__TASK BRIEF__
Check each line of the material below for "name". Report how many have it, with no other words.

__GIVEN DATA__

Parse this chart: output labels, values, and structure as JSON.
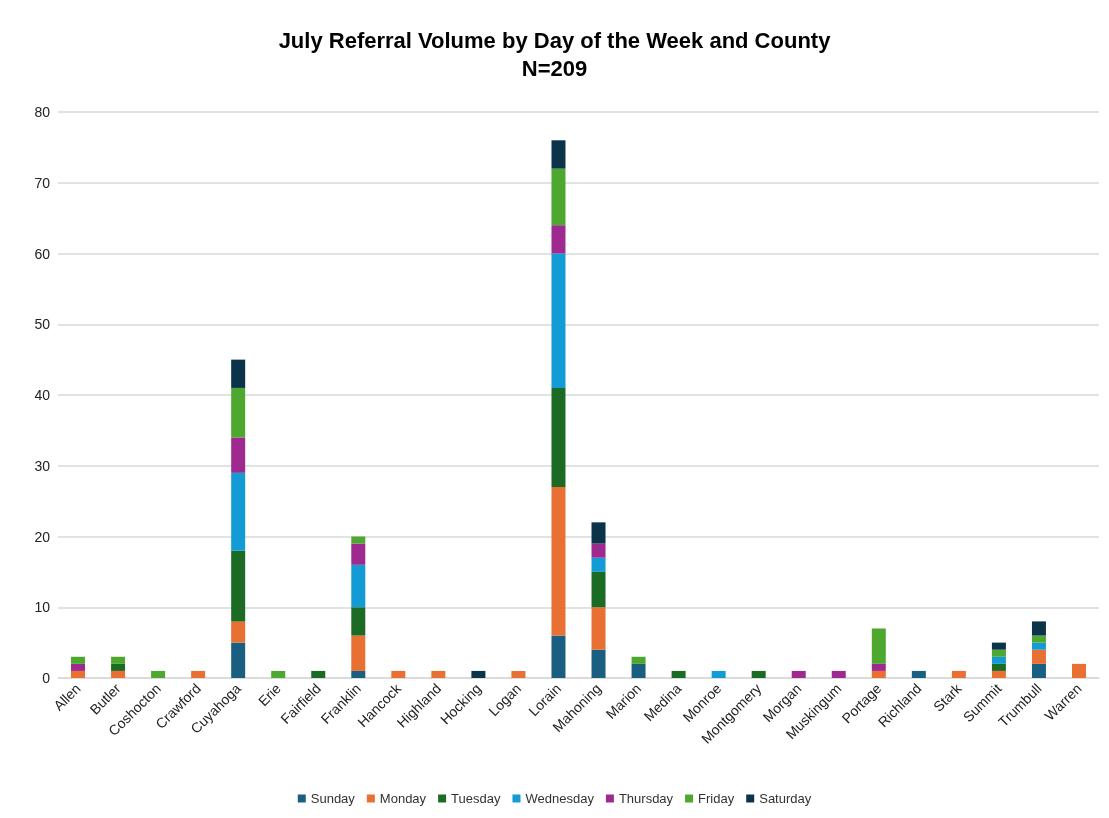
{
  "chart_data": {
    "type": "bar",
    "title": "July Referral Volume by Day of the Week and County",
    "subtitle": "N=209",
    "categories": [
      "Allen",
      "Butler",
      "Coshocton",
      "Crawford",
      "Cuyahoga",
      "Erie",
      "Fairfield",
      "Franklin",
      "Hancock",
      "Highland",
      "Hocking",
      "Logan",
      "Lorain",
      "Mahoning",
      "Marion",
      "Medina",
      "Monroe",
      "Montgomery",
      "Morgan",
      "Muskingum",
      "Portage",
      "Richland",
      "Stark",
      "Summit",
      "Trumbull",
      "Warren"
    ],
    "stacked": true,
    "series": [
      {
        "name": "Sunday",
        "color": "#1a5e82",
        "values": [
          0,
          0,
          0,
          0,
          5,
          0,
          0,
          1,
          0,
          0,
          0,
          0,
          6,
          4,
          2,
          0,
          0,
          0,
          0,
          0,
          0,
          1,
          0,
          0,
          2,
          0
        ]
      },
      {
        "name": "Monday",
        "color": "#e87033",
        "values": [
          1,
          1,
          0,
          1,
          3,
          0,
          0,
          5,
          1,
          1,
          0,
          1,
          21,
          6,
          0,
          0,
          0,
          0,
          0,
          0,
          1,
          0,
          1,
          1,
          2,
          2
        ]
      },
      {
        "name": "Tuesday",
        "color": "#1c6b24",
        "values": [
          0,
          1,
          0,
          0,
          10,
          0,
          1,
          4,
          0,
          0,
          0,
          0,
          14,
          5,
          0,
          1,
          0,
          1,
          0,
          0,
          0,
          0,
          0,
          1,
          0,
          0
        ]
      },
      {
        "name": "Wednesday",
        "color": "#129bd4",
        "values": [
          0,
          0,
          0,
          0,
          11,
          0,
          0,
          6,
          0,
          0,
          0,
          0,
          19,
          2,
          0,
          0,
          1,
          0,
          0,
          0,
          0,
          0,
          0,
          1,
          1,
          0
        ]
      },
      {
        "name": "Thursday",
        "color": "#9e2a8f",
        "values": [
          1,
          0,
          0,
          0,
          5,
          0,
          0,
          3,
          0,
          0,
          0,
          0,
          4,
          2,
          0,
          0,
          0,
          0,
          1,
          1,
          1,
          0,
          0,
          0,
          0,
          0
        ]
      },
      {
        "name": "Friday",
        "color": "#4ea72e",
        "values": [
          1,
          1,
          1,
          0,
          7,
          1,
          0,
          1,
          0,
          0,
          0,
          0,
          8,
          0,
          1,
          0,
          0,
          0,
          0,
          0,
          5,
          0,
          0,
          1,
          1,
          0
        ]
      },
      {
        "name": "Saturday",
        "color": "#0b3349",
        "values": [
          0,
          0,
          0,
          0,
          4,
          0,
          0,
          0,
          0,
          0,
          1,
          0,
          4,
          3,
          0,
          0,
          0,
          0,
          0,
          0,
          0,
          0,
          0,
          1,
          2,
          0
        ]
      }
    ],
    "ylim": [
      0,
      80
    ],
    "yticks": [
      0,
      10,
      20,
      30,
      40,
      50,
      60,
      70,
      80
    ],
    "grid": "y",
    "legend": "bottom"
  }
}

__CORRECT OUTPUT__
7